What the task asks
Using the data beneath, show every line that includes the word "this".

Listed records

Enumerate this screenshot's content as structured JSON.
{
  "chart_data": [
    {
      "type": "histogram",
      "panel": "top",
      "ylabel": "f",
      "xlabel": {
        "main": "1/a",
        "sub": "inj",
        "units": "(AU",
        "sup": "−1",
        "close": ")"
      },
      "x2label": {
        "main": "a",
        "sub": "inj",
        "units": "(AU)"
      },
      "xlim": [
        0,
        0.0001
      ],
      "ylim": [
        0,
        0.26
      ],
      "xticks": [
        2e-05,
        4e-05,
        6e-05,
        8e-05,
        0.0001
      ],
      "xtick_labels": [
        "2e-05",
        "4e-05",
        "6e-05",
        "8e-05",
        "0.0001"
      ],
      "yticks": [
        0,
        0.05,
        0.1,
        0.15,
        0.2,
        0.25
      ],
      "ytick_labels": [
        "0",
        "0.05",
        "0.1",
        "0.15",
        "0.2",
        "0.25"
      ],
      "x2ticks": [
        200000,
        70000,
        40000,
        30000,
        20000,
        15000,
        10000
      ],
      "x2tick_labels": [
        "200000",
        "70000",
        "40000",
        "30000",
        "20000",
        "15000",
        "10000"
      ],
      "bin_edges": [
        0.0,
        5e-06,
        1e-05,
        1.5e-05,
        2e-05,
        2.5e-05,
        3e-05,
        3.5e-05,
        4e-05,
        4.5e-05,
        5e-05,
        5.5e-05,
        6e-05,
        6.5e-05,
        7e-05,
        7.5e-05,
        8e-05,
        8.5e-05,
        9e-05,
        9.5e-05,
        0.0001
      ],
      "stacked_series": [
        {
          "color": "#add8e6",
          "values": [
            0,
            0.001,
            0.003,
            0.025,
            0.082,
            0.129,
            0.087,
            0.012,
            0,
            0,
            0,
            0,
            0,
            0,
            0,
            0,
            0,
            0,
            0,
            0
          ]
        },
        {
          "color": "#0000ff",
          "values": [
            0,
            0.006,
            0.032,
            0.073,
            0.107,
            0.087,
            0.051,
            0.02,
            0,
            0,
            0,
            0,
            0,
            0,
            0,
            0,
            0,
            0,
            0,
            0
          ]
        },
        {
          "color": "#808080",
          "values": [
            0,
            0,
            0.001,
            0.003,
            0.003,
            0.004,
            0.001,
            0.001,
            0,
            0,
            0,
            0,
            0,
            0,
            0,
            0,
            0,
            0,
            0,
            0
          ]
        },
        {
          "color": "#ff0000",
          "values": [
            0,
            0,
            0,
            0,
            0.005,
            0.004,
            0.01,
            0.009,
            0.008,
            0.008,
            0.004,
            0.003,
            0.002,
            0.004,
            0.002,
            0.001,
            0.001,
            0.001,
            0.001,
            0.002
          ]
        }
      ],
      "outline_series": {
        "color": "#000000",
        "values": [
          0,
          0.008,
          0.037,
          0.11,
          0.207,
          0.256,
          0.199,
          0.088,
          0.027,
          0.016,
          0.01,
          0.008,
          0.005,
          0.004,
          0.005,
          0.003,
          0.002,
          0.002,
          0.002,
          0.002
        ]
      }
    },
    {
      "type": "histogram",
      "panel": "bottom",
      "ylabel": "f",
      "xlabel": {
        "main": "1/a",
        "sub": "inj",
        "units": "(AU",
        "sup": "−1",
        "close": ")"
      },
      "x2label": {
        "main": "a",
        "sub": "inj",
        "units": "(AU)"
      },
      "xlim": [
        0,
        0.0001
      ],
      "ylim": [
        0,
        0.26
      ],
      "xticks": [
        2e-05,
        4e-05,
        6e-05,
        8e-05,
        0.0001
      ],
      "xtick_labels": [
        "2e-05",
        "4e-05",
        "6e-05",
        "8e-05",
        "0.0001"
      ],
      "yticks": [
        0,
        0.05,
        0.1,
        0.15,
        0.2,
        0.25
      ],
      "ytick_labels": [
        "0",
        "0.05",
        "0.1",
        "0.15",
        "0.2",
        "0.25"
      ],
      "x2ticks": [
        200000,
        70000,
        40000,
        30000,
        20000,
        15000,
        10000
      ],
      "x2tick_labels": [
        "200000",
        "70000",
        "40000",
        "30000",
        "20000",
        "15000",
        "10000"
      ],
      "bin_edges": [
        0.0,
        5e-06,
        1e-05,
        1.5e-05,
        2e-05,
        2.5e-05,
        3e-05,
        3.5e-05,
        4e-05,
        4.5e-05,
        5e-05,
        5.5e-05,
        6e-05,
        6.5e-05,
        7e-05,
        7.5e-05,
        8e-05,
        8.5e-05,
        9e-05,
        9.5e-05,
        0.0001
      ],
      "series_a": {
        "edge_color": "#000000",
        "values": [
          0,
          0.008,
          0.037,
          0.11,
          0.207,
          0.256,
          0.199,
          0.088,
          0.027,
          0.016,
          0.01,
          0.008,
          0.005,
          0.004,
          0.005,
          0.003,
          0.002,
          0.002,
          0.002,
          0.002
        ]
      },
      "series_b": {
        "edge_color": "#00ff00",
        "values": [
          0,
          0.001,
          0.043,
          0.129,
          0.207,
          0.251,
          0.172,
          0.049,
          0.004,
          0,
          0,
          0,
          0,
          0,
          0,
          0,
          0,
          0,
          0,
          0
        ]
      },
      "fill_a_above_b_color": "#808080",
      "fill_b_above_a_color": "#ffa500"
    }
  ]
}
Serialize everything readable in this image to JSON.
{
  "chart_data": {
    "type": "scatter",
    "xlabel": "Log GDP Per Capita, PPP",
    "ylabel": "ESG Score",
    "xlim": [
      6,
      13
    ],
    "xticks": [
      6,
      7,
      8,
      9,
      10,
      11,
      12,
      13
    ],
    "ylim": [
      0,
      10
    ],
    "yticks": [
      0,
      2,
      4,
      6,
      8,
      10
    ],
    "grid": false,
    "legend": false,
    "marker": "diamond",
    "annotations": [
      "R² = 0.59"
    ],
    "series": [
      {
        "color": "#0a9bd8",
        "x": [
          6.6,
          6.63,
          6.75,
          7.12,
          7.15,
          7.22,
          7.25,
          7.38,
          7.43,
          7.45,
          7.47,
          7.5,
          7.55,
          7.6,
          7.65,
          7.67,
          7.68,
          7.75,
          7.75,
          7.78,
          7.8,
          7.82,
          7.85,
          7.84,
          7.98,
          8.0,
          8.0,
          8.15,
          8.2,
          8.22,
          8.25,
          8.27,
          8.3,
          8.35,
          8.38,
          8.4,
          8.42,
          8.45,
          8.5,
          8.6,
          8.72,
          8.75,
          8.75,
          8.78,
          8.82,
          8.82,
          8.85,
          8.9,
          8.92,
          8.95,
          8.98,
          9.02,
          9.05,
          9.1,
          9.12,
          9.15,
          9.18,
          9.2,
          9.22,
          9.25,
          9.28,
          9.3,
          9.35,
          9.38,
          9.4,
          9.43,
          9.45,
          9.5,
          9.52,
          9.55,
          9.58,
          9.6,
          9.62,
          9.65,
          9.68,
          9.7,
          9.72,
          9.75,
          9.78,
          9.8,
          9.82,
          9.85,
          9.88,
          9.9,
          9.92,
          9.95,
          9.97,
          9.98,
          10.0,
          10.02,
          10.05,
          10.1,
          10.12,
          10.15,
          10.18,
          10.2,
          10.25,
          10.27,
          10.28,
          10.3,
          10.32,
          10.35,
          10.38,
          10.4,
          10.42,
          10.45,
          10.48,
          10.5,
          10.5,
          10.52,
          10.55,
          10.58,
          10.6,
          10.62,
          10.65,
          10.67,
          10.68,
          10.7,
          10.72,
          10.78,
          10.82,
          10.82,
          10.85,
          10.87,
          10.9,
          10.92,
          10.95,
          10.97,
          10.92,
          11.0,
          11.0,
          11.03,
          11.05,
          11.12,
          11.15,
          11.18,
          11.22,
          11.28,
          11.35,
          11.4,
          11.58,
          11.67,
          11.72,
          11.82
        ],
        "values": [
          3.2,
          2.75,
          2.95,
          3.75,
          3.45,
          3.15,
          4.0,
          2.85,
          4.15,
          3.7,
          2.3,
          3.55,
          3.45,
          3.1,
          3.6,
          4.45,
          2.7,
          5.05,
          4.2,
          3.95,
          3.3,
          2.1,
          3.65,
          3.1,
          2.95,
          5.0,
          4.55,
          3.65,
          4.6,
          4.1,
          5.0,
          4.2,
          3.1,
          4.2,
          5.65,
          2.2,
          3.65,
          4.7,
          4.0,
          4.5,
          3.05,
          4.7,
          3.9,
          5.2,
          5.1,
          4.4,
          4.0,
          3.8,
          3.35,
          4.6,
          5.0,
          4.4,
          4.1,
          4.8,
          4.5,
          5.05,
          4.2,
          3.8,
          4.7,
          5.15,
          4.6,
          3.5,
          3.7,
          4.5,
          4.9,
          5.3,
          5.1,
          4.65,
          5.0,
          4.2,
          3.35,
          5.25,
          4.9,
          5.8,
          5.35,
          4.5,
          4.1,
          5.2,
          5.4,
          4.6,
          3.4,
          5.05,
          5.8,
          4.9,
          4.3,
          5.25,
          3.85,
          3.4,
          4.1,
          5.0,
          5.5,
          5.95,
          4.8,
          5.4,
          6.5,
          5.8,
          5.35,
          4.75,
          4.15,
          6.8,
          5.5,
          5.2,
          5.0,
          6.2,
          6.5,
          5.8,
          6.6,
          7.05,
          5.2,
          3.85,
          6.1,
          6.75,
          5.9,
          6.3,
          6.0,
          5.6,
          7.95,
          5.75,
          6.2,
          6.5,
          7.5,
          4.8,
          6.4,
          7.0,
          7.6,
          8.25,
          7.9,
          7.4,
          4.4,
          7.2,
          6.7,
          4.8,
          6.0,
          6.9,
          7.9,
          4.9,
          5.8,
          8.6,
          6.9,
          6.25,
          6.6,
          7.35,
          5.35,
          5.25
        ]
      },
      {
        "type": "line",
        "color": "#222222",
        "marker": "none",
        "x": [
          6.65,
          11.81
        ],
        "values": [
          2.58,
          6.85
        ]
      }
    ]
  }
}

Written answer
Enumerate this screenshot's content as structured JSON.
Serialize everything readable in this image to JSON.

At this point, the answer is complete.